# Task brief
In the records below, pick out all lines containing the word "братьями".
** Start Input rows **
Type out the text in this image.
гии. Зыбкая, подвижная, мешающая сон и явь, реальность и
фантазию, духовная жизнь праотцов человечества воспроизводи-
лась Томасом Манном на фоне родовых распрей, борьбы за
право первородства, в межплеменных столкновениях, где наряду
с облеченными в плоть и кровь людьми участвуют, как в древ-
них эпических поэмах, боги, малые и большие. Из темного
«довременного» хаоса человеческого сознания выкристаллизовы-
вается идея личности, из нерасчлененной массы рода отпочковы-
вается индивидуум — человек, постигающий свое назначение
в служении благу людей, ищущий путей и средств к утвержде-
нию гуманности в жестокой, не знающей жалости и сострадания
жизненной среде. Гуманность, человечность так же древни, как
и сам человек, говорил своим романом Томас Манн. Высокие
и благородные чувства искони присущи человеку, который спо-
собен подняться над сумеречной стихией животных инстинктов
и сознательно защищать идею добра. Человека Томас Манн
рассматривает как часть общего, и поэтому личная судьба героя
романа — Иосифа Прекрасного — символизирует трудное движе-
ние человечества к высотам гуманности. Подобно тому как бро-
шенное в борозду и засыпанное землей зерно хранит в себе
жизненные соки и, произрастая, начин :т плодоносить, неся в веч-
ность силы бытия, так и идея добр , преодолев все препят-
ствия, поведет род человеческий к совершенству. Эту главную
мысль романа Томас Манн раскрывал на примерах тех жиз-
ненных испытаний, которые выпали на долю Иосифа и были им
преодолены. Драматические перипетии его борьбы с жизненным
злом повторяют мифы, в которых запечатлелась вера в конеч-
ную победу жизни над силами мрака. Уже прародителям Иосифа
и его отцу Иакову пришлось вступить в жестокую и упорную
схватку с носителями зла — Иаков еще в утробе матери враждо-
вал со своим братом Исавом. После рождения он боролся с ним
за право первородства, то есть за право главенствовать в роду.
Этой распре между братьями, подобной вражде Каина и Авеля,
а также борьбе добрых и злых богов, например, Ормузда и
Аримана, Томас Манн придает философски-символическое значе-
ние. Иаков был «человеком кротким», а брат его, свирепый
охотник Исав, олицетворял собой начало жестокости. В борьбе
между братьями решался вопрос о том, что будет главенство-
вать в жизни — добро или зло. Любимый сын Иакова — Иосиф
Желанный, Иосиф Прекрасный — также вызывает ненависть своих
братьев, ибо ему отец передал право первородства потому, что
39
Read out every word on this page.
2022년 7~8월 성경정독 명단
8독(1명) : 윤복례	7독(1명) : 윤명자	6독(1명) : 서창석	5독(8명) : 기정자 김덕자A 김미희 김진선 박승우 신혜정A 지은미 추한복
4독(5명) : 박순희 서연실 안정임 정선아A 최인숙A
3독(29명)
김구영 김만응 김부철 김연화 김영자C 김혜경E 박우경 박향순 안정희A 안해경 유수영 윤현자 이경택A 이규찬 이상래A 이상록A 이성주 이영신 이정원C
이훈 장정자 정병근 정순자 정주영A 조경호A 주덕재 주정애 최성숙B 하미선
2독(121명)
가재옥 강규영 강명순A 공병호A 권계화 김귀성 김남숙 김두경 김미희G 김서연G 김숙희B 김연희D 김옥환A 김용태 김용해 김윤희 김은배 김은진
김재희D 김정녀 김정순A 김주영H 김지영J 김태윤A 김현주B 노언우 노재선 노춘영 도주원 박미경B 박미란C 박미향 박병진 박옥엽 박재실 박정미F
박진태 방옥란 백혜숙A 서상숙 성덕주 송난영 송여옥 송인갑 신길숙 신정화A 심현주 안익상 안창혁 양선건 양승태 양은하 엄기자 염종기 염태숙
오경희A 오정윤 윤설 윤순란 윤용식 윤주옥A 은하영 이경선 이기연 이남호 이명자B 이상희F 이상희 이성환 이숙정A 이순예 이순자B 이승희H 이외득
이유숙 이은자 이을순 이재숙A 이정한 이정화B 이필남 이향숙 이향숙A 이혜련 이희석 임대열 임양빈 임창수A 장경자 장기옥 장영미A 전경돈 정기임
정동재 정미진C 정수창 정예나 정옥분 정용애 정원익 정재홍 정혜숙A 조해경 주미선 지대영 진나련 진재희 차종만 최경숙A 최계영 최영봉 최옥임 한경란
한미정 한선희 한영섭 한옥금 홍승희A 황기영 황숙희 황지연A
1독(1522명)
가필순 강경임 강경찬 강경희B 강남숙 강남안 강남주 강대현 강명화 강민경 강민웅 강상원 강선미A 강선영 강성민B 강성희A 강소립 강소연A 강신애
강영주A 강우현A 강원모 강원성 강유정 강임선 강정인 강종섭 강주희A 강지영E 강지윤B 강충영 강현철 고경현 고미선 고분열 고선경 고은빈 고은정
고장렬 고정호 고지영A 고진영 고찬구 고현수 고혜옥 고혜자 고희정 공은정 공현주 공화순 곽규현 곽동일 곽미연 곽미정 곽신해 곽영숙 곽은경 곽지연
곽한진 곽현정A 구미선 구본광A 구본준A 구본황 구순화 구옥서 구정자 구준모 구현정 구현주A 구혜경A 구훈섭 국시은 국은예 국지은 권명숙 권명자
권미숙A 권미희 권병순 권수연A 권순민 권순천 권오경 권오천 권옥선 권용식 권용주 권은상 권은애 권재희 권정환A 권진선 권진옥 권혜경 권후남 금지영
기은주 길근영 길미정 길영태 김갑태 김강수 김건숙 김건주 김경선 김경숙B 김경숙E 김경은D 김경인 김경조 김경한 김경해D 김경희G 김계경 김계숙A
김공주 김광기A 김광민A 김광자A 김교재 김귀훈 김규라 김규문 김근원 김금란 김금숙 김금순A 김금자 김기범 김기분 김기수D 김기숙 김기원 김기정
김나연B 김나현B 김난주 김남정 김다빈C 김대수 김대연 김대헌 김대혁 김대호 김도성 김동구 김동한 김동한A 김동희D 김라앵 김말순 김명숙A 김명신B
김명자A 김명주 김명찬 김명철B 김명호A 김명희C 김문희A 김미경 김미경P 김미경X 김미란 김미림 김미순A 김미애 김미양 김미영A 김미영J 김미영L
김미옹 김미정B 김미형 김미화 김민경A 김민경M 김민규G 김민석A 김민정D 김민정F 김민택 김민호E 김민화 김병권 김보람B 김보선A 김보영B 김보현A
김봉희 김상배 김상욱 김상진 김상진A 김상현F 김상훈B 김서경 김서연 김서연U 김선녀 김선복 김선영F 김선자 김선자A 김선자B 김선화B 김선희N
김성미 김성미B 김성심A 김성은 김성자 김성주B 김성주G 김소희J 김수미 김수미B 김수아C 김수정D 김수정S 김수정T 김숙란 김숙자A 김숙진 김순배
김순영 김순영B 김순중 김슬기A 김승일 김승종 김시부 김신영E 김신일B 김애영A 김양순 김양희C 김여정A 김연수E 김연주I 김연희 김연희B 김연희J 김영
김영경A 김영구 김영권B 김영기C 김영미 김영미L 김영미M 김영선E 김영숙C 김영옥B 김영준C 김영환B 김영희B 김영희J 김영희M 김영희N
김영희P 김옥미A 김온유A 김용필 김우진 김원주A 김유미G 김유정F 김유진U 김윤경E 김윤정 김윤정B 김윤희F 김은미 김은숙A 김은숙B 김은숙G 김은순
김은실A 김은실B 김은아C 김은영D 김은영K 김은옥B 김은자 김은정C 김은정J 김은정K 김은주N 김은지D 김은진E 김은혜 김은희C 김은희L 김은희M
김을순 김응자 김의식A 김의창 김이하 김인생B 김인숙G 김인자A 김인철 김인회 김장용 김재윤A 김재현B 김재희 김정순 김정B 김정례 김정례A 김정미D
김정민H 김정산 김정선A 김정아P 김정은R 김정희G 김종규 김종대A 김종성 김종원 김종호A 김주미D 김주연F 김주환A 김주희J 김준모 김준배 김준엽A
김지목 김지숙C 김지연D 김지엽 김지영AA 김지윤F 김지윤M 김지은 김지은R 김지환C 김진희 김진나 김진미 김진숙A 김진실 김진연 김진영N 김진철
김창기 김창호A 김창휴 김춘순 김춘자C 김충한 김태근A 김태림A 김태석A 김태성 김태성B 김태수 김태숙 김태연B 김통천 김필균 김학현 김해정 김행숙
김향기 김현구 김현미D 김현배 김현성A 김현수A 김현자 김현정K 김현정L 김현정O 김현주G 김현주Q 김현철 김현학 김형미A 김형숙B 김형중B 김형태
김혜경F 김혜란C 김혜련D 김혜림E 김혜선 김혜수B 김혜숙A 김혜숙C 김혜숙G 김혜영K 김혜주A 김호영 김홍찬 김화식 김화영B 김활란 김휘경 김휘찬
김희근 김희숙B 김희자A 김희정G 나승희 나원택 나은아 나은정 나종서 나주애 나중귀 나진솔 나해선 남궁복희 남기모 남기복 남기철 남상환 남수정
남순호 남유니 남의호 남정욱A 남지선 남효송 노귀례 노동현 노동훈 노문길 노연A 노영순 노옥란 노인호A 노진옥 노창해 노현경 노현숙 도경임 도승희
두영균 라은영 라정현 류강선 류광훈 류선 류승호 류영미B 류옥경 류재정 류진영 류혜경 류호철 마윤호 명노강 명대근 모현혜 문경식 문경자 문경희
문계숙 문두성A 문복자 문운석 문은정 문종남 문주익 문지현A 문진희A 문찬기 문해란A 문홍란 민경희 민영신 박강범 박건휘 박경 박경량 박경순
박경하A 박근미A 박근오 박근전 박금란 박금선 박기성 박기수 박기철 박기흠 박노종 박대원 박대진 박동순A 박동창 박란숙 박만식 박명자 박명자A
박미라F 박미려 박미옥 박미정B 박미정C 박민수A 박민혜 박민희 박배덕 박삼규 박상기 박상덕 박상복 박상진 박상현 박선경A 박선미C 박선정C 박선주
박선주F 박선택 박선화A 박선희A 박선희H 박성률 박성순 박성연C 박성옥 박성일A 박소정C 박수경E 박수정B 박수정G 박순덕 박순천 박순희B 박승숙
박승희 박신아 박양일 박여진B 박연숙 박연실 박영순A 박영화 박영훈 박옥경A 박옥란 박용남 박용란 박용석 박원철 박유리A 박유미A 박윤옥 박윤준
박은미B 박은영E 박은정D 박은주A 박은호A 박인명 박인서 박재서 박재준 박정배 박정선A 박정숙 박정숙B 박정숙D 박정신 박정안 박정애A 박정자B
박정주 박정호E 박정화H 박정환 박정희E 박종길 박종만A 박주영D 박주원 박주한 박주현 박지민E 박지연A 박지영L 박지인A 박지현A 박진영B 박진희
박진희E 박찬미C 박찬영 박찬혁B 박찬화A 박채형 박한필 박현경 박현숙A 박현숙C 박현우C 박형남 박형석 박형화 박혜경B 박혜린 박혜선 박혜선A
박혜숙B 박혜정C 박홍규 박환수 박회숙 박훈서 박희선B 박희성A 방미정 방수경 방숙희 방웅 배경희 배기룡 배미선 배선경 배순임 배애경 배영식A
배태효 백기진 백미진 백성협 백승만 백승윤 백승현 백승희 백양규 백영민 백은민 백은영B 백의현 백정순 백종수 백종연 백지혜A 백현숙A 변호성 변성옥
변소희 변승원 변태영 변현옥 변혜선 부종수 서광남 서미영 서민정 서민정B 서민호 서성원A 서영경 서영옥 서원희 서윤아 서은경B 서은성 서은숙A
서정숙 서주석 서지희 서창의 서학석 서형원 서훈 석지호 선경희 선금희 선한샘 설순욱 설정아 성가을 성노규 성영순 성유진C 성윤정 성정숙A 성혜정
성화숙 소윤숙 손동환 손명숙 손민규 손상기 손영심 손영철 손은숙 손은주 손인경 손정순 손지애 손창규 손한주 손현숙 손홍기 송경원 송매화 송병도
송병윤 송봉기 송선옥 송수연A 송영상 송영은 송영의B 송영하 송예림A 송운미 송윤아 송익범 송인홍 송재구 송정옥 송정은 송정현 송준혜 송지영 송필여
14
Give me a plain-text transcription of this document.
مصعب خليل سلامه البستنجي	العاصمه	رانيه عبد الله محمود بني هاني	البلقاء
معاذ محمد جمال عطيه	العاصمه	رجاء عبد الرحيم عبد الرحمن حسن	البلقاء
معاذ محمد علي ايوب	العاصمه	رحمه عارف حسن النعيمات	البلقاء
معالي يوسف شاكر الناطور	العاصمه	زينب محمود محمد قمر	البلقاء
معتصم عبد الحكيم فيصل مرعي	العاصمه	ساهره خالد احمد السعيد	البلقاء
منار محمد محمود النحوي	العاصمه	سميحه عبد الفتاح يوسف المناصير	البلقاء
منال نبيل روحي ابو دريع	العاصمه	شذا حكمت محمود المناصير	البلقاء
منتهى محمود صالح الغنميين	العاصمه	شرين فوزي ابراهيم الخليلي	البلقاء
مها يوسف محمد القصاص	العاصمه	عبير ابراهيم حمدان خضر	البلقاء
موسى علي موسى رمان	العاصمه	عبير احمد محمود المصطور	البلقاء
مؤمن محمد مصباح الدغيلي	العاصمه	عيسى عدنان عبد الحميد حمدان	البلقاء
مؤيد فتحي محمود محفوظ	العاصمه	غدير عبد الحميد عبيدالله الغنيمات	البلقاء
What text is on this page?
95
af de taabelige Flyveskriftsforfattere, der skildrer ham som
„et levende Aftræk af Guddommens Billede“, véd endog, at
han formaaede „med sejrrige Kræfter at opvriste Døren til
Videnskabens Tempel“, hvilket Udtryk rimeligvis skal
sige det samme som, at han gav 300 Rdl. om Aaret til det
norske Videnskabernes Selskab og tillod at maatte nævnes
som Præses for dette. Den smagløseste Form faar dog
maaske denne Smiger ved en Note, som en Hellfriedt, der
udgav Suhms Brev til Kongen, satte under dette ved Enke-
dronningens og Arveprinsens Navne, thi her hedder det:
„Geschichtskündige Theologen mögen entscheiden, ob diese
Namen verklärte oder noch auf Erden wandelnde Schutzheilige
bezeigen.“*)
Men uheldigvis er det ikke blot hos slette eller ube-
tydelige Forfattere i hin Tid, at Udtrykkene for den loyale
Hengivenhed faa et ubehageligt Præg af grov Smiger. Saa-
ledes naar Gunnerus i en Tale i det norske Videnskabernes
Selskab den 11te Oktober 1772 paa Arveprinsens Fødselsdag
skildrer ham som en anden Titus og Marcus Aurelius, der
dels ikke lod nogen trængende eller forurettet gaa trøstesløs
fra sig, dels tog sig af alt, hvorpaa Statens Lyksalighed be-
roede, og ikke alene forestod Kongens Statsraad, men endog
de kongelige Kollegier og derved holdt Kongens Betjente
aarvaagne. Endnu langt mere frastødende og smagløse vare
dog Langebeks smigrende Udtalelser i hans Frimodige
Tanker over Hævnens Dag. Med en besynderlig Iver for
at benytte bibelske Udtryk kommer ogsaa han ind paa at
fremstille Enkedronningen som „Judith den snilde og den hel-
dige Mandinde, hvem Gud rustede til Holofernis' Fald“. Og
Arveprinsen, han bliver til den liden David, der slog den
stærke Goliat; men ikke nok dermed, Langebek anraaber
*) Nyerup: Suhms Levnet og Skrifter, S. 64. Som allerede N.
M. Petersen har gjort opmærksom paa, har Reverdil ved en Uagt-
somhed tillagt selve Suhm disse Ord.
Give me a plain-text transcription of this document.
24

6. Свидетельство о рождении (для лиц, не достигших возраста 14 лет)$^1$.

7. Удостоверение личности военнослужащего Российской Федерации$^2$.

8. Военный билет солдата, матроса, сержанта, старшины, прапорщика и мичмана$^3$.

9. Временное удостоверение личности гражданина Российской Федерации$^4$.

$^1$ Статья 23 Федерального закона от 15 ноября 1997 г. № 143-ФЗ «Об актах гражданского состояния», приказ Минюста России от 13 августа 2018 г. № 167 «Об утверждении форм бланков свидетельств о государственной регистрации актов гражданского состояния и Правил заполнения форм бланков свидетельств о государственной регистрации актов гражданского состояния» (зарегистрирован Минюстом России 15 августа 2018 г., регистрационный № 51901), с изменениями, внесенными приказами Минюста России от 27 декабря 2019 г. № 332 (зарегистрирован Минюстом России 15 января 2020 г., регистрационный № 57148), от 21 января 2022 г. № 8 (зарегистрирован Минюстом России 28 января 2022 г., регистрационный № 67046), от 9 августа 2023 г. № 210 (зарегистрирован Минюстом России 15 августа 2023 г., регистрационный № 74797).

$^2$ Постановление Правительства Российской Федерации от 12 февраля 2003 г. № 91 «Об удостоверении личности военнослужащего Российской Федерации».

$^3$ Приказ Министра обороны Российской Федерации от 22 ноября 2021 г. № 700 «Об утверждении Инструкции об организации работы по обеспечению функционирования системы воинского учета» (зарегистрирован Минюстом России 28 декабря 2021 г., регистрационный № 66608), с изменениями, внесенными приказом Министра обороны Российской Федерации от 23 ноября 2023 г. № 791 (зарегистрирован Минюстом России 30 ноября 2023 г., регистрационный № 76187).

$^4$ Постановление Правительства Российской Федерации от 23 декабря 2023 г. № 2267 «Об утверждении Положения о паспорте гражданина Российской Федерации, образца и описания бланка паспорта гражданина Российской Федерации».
** End Input rows **
# Answer to the task
Этой распре между братьями, подобной вражде Каина и Авеля,
между братьями решался вопрос о том, что будет главенство-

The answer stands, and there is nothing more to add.